-- START OF DATASET CONTENT --

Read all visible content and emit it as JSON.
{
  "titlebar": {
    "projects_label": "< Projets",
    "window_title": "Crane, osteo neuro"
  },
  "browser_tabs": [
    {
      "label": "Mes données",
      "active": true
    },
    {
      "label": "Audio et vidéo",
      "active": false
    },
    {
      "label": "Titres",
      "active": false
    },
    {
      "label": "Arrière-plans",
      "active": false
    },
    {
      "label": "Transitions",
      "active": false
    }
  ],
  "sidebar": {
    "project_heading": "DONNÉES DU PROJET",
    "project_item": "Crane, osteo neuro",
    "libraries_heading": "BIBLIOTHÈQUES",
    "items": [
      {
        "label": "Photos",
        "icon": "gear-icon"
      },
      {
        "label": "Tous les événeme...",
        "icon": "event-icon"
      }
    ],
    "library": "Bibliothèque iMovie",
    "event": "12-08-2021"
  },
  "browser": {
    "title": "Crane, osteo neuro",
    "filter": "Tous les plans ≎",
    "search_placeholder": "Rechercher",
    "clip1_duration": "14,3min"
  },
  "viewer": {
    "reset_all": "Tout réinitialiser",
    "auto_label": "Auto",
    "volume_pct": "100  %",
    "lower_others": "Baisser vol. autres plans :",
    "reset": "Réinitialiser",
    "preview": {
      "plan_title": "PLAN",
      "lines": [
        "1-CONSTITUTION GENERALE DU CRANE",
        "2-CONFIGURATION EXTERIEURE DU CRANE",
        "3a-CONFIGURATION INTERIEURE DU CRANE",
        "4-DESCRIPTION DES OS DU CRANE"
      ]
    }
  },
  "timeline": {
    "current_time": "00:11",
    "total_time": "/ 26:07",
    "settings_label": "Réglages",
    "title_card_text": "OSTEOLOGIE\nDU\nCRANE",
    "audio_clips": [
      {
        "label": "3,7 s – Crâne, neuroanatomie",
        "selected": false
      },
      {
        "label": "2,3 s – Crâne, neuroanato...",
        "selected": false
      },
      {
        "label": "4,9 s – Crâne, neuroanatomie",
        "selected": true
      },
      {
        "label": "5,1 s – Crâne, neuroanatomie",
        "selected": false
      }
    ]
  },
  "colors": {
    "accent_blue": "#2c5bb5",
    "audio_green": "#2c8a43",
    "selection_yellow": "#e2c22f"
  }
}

-- END OF DATASET CONTENT --

**INSTRUCTIONS FOR THE TASK:** Pull out every line of the records above that contains the word "neuroanatomie".

**REPLY:**
        "label": "3,7 s – Crâne, neuroanatomie",
        "label": "4,9 s – Crâne, neuroanatomie",
        "label": "5,1 s – Crâne, neuroanatomie",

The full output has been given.